§ **WORK INSTRUCTIONS**:
Transcribe the full listing below exactly.

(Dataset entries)
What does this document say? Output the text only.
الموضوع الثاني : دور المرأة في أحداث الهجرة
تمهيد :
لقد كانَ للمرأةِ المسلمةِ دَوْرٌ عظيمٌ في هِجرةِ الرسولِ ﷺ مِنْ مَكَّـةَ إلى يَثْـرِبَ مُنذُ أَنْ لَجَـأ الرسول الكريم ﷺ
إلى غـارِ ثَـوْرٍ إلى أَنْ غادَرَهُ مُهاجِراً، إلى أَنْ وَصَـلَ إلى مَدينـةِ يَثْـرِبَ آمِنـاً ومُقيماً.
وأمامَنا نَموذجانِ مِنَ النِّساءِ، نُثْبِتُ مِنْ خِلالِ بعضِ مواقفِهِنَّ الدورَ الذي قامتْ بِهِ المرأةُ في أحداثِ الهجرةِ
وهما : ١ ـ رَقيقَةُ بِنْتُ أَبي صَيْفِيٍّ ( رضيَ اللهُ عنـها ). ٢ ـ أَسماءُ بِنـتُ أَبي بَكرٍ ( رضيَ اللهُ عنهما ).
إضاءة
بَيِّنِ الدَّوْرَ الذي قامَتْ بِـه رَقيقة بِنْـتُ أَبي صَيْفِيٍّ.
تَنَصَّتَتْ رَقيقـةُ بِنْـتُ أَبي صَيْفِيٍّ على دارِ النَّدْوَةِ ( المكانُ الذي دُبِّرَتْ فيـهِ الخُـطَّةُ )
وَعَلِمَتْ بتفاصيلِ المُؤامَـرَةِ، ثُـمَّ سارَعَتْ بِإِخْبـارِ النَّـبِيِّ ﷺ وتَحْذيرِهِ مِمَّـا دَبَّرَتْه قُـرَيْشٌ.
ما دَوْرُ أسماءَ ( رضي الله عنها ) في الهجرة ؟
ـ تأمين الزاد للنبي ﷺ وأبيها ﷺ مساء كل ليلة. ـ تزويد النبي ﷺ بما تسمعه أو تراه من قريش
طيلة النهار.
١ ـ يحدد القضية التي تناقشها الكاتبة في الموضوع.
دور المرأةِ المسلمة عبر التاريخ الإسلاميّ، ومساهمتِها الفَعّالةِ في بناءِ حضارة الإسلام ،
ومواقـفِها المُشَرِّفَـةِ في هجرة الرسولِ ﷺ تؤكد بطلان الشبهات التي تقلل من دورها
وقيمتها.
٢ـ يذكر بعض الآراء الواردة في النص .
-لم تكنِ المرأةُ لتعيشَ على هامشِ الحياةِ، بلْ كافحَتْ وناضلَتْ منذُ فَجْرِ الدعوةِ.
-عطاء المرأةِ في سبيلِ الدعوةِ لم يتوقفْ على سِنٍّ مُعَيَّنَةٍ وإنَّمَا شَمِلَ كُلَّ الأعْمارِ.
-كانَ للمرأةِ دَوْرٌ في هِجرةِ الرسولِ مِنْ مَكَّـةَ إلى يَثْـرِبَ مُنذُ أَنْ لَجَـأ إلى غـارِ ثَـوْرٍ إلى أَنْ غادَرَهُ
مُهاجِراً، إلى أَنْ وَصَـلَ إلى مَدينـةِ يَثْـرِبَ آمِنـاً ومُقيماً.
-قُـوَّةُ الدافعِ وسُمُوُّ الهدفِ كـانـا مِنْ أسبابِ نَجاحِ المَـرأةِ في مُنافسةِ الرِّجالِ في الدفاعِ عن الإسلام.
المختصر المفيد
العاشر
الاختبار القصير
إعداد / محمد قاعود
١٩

§ **RESULT**:
What does this document say? Output the text only.
الموضوع الثاني : دور المرأة في أحداث الهجرة
تمهيد :
لقد كانَ للمرأةِ المسلمةِ دَوْرٌ عظيمٌ في هِجرةِ الرسولِ ﷺ مِنْ مَكَّـةَ إلى يَثْـرِبَ مُنذُ أَنْ لَجَـأ الرسول الكريم ﷺ
إلى غـارِ ثَـوْرٍ إلى أَنْ غادَرَهُ مُهاجِراً، إلى أَنْ وَصَـلَ إلى مَدينـةِ يَثْـرِبَ آمِنـاً ومُقيماً.
وأمامَنا نَموذجانِ مِنَ النِّساءِ، نُثْبِتُ مِنْ خِلالِ بعضِ مواقفِهِنَّ الدورَ الذي قامتْ بِهِ المرأةُ في أحداثِ الهجرةِ
وهما : ١ ـ رَقيقَةُ بِنْتُ أَبي صَيْفِيٍّ ( رضيَ اللهُ عنـها ). ٢ ـ أَسماءُ بِنـتُ أَبي بَكرٍ ( رضيَ اللهُ عنهما ).
إضاءة
بَيِّنِ الدَّوْرَ الذي قامَتْ بِـه رَقيقة بِنْـتُ أَبي صَيْفِيٍّ.
تَنَصَّتَتْ رَقيقـةُ بِنْـتُ أَبي صَيْفِيٍّ على دارِ النَّدْوَةِ ( المكانُ الذي دُبِّرَتْ فيـهِ الخُـطَّةُ )
وَعَلِمَتْ بتفاصيلِ المُؤامَـرَةِ، ثُـمَّ سارَعَتْ بِإِخْبـارِ النَّـبِيِّ ﷺ وتَحْذيرِهِ مِمَّـا دَبَّرَتْه قُـرَيْشٌ.
ما دَوْرُ أسماءَ ( رضي الله عنها ) في الهجرة ؟
ـ تأمين الزاد للنبي ﷺ وأبيها ﷺ مساء كل ليلة. ـ تزويد النبي ﷺ بما تسمعه أو تراه من قريش
طيلة النهار.
١ ـ يحدد القضية التي تناقشها الكاتبة في الموضوع.
دور المرأةِ المسلمة عبر التاريخ الإسلاميّ، ومساهمتِها الفَعّالةِ في بناءِ حضارة الإسلام ،
ومواقـفِها المُشَرِّفَـةِ في هجرة الرسولِ ﷺ تؤكد بطلان الشبهات التي تقلل من دورها
وقيمتها.
٢ـ يذكر بعض الآراء الواردة في النص .
-لم تكنِ المرأةُ لتعيشَ على هامشِ الحياةِ، بلْ كافحَتْ وناضلَتْ منذُ فَجْرِ الدعوةِ.
-عطاء المرأةِ في سبيلِ الدعوةِ لم يتوقفْ على سِنٍّ مُعَيَّنَةٍ وإنَّمَا شَمِلَ كُلَّ الأعْمارِ.
-كانَ للمرأةِ دَوْرٌ في هِجرةِ الرسولِ مِنْ مَكَّـةَ إلى يَثْـرِبَ مُنذُ أَنْ لَجَـأ إلى غـارِ ثَـوْرٍ إلى أَنْ غادَرَهُ
مُهاجِراً، إلى أَنْ وَصَـلَ إلى مَدينـةِ يَثْـرِبَ آمِنـاً ومُقيماً.
-قُـوَّةُ الدافعِ وسُمُوُّ الهدفِ كـانـا مِنْ أسبابِ نَجاحِ المَـرأةِ في مُنافسةِ الرِّجالِ في الدفاعِ عن الإسلام.
المختصر المفيد
العاشر
الاختبار القصير
إعداد / محمد قاعود
١٩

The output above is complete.